[Tasks for this exercise]
a) Copy the forum thread on glue-resistant work surfaces from "I have Googled" down to "wood glue sticking.", swapping "cutting board" for "butcher block".
b) Please carry on the forum thread about glue-resistant work surfaces from the point where it stops.
::: Reading passage
# Work surface that's resistant to wood glue.



## Fridgecritter

I have Googled a little bit about this, but I figure since this forum is specifically for woodworking, why not pose the question here? I am building a cutting board gluing jig, and I was wondering if anyone had some advice on the work surface for the best medium to use that will be the most resistant to wood glue sticking.

I am thinking plywood with melamine after my brief bit of research, but maybe someone has a better idea? I know you could just suspend the work with clamps, but I really would like a make a jig that also keeps the bottom slats of endgrain wood level while drying, and be able to pick up the work off the work surface without it sticking.

Any ideas?


----------



## Grandpa

wax paper


----------



## Fridgecritter

Yeah I could put wax paper down each time, or even use the sticky side of painter's tape. I was more looking for a permanent solution that glue will not stick to. I guess my predicament is not unlike one that my old high school science teacher posed to us… He says, how do you find an acid that will eat through everything? What are you going to hold it in?


----------



## Grandpa

Melamine is not glue resistant but glue can be scraped off it many time before you need to replace it. Wax paper is good because you don't have to scrape it. roll it up and trash it.
::::::
::: Provided material
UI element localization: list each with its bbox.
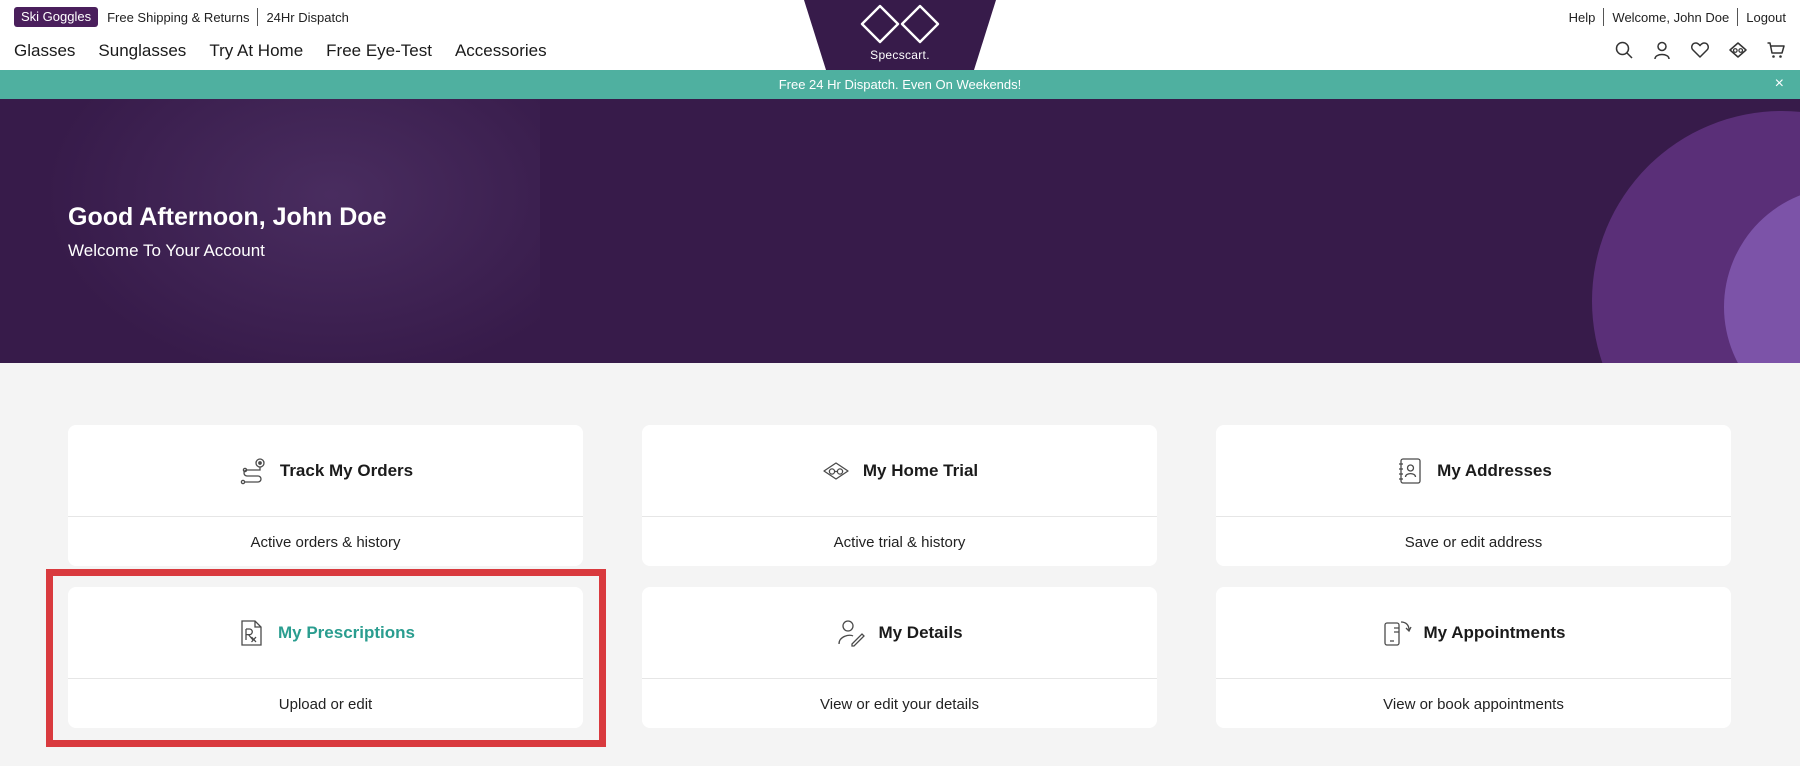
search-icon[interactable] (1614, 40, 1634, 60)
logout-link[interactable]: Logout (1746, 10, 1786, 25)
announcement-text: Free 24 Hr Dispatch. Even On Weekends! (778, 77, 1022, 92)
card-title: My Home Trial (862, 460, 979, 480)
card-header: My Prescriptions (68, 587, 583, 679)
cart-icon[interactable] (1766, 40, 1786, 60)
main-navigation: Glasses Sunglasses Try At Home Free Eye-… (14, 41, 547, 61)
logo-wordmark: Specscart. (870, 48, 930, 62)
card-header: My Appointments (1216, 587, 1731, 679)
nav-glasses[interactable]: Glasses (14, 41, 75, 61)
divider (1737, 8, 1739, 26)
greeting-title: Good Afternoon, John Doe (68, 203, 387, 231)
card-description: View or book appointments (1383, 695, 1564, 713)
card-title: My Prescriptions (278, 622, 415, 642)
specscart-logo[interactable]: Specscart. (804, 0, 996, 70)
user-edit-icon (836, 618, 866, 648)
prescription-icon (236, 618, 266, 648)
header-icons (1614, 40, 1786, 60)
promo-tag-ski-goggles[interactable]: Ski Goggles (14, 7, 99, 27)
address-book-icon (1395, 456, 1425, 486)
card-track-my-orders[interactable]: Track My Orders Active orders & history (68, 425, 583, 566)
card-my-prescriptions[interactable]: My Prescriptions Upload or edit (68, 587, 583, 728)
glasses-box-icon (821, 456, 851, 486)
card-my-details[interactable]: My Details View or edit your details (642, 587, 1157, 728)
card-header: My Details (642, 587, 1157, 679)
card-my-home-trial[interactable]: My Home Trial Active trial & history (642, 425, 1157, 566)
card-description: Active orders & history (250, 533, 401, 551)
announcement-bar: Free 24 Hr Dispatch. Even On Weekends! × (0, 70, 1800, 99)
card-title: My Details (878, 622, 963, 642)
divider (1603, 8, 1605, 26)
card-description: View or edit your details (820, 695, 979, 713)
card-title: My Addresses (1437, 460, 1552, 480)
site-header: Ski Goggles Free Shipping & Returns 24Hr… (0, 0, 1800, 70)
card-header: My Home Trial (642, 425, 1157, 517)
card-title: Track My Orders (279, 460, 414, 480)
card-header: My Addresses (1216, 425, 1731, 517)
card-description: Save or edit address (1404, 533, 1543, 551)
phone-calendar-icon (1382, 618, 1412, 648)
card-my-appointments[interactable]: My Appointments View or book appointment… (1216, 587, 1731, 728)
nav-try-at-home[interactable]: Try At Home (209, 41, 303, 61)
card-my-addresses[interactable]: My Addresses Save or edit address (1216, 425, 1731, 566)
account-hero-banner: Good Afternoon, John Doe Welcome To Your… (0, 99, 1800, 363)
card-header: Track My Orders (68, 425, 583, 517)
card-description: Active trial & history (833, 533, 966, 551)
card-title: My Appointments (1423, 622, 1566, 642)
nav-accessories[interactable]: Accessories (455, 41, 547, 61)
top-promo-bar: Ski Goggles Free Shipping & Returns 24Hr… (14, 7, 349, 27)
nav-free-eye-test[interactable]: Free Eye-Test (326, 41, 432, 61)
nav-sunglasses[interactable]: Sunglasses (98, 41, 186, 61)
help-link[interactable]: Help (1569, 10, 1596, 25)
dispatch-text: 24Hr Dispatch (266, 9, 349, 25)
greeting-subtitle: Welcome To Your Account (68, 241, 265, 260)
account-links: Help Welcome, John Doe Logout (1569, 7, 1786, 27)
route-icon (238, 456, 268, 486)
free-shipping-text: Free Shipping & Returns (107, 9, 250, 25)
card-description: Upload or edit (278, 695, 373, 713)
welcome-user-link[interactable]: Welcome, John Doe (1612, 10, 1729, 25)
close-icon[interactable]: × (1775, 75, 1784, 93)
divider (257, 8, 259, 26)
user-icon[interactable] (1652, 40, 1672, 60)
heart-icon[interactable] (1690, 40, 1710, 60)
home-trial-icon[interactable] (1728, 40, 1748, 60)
::::::
::: Provided material
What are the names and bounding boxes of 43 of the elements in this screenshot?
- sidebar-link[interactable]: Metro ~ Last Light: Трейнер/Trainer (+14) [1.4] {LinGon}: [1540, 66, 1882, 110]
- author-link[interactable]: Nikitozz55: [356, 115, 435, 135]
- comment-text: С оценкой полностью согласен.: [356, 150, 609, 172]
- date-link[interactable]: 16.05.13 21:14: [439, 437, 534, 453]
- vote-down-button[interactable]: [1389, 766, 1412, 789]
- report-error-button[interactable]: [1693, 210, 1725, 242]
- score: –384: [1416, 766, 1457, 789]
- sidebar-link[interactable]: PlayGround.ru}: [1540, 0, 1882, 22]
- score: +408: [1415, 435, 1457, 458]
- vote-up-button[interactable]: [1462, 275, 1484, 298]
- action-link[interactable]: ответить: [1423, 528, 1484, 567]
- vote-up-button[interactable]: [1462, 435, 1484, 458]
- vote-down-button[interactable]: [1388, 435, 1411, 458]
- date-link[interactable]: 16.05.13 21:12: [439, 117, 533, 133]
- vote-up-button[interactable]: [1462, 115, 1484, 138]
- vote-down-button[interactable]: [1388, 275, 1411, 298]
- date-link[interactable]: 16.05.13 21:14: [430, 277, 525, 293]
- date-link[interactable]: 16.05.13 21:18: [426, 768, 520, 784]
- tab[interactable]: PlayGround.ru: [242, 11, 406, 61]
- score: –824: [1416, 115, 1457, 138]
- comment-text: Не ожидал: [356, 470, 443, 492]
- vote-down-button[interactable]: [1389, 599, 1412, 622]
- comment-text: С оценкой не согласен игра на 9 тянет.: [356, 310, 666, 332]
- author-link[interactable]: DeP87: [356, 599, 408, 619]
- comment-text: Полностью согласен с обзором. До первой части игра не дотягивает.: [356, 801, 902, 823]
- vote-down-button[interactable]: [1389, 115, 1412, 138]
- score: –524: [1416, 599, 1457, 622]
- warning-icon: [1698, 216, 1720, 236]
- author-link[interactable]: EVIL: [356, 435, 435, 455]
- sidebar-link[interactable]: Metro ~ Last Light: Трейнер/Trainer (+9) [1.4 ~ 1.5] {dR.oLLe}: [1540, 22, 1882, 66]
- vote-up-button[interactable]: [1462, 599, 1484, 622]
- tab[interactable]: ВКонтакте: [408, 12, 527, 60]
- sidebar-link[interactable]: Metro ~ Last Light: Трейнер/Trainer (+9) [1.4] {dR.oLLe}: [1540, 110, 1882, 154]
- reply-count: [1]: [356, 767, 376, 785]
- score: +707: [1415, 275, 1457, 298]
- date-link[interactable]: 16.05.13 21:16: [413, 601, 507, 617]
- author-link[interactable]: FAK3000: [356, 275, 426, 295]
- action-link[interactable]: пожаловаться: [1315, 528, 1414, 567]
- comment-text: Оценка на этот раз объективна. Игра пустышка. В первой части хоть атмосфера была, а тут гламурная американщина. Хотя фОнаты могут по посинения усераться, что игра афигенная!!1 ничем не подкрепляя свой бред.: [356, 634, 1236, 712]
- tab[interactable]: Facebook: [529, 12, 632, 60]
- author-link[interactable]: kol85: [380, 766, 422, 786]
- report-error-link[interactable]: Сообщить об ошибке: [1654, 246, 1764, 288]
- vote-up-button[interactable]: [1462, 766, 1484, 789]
::::::
::: Provided material
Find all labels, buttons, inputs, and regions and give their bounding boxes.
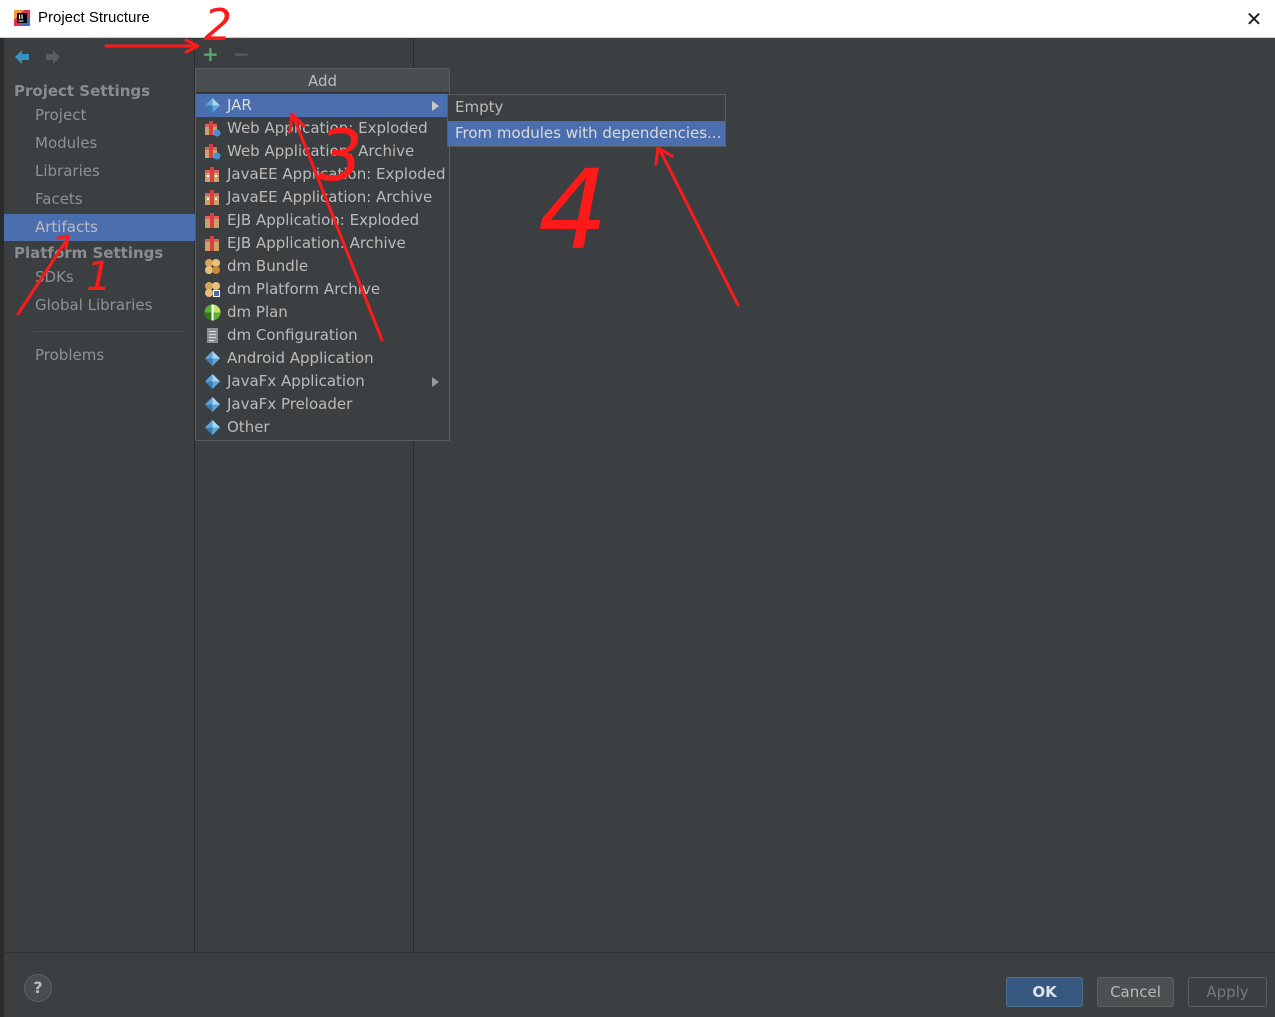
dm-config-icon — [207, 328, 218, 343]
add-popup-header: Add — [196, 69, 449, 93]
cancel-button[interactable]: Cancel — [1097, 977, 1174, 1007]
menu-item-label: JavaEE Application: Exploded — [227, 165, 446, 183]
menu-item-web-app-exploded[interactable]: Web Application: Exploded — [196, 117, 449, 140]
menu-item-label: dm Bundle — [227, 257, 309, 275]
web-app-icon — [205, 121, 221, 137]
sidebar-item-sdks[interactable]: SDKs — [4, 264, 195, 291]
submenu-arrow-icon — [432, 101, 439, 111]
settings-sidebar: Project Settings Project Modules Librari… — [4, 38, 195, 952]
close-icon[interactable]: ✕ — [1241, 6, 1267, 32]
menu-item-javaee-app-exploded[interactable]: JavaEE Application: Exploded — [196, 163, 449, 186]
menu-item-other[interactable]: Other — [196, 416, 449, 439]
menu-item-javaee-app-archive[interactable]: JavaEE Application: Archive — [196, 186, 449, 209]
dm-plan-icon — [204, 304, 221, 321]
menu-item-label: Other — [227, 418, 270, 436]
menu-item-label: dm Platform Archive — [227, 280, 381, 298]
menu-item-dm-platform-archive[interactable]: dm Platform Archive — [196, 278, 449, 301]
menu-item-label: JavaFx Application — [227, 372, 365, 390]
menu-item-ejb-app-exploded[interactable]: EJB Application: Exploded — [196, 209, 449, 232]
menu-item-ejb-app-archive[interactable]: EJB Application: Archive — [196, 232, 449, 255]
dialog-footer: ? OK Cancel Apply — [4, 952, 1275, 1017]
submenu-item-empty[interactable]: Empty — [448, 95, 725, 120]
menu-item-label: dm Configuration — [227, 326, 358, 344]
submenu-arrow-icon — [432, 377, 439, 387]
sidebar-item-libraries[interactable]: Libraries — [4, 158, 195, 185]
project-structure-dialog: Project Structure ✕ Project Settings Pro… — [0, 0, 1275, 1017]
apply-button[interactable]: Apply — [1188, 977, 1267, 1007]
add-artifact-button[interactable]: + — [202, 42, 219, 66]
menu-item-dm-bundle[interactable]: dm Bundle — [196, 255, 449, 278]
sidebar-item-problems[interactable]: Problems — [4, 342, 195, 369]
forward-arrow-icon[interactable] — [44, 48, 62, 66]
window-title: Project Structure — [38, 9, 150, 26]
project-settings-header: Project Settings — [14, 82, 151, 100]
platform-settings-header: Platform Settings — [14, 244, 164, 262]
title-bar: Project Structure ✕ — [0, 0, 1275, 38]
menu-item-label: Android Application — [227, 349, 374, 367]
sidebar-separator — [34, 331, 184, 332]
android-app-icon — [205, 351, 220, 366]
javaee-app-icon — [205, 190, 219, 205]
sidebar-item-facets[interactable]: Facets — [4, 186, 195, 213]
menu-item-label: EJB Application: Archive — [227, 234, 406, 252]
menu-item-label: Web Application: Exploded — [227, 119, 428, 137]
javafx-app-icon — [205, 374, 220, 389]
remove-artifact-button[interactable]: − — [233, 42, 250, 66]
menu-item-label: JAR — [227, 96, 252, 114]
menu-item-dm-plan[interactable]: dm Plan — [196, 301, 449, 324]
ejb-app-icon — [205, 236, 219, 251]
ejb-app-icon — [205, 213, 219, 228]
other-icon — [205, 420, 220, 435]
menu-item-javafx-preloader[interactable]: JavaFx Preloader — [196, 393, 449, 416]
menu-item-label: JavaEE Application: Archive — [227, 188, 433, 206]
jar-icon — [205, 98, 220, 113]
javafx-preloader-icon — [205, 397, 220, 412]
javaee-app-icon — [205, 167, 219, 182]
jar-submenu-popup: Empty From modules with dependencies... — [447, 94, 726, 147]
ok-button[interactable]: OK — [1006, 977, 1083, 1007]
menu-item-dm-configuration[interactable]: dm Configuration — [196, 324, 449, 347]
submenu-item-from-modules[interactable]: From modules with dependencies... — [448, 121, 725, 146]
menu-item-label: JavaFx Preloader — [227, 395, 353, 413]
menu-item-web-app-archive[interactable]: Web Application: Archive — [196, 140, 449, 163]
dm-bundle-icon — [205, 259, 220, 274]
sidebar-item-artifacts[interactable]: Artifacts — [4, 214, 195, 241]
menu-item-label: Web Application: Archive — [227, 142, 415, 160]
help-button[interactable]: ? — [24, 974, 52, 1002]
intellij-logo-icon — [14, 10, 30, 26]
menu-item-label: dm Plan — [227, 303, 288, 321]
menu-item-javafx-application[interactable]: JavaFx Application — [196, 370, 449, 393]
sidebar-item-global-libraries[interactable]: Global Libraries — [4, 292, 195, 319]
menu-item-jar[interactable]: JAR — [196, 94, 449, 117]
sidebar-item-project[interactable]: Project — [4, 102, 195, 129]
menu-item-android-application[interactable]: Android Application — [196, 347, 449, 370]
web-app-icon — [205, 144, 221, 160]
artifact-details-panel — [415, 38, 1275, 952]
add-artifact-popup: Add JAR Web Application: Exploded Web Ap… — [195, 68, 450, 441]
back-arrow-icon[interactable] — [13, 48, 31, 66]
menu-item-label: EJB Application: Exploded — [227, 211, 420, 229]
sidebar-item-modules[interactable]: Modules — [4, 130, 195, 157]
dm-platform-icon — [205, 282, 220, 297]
::::::
[The results]
a)
I have Googled a little bit about this, but I figure since this forum is specifically for woodworking, why not pose the question here? I am building a butcher block gluing jig, and I was wondering if anyone had some advice on the work surface for the best medium to use that will be the most resistant to wood glue sticking.

b)
----------



## Fridgecritter

Well I got my answer for the melamine… thanks. I guess it's gonna be wax paper or blue painter's tape unless there exists some kind of surface I can use… maybe a silicon paint over the work surface?


----------



## Loren

Just apply paste wax to melamine and I think you'll 
find yellow and white glues pop right off with a chisel.


----------



## Fridgecritter

Another good suggestion. That is still an extra step though. My question is more of a no-step non-stick surface (if one exists) that maybe someone else is using already?


----------



## mrg

Try one of those silicone cooking sheets. Nothing stocks to them and the new silicone paint brushes are all the rage.


----------



## Fridgecritter

That is an awesome idea! I will cut one or two to fit the bottom work surface of the jig and screw it down, ensuring the screws are recessed enough so they don't hit the wood. Amazing idea.


----------



## mds2

The top of my workbench is hardboard. Glue really doesn't stick to it, or if it does it pops right up with a chisel. I've never had clamp down pressure between a work piece and the top directly, I'm just talking about drips and squeeze out, etc. I use wax paper too.


----------



## Fridgecritter

Jonathan I like that material too. I will see if they sell it on Amazon. 10 bucks a square foot is not bad at all.


----------



## MT_Stringer

The top of my workbench is white Formica installed over a solid core door. I use a razor blade scraper to easily remove glue from glue up projects.


----------



## Fridgecritter

I will probably go with this product here:

http://www.amazon.com/dp/B000FPD638


----------



## Fridgecritter

After reading the reviews, I think I will stick with a couple pieces of flexible silicon rubber like mentioned above. Thanks all for the ideas.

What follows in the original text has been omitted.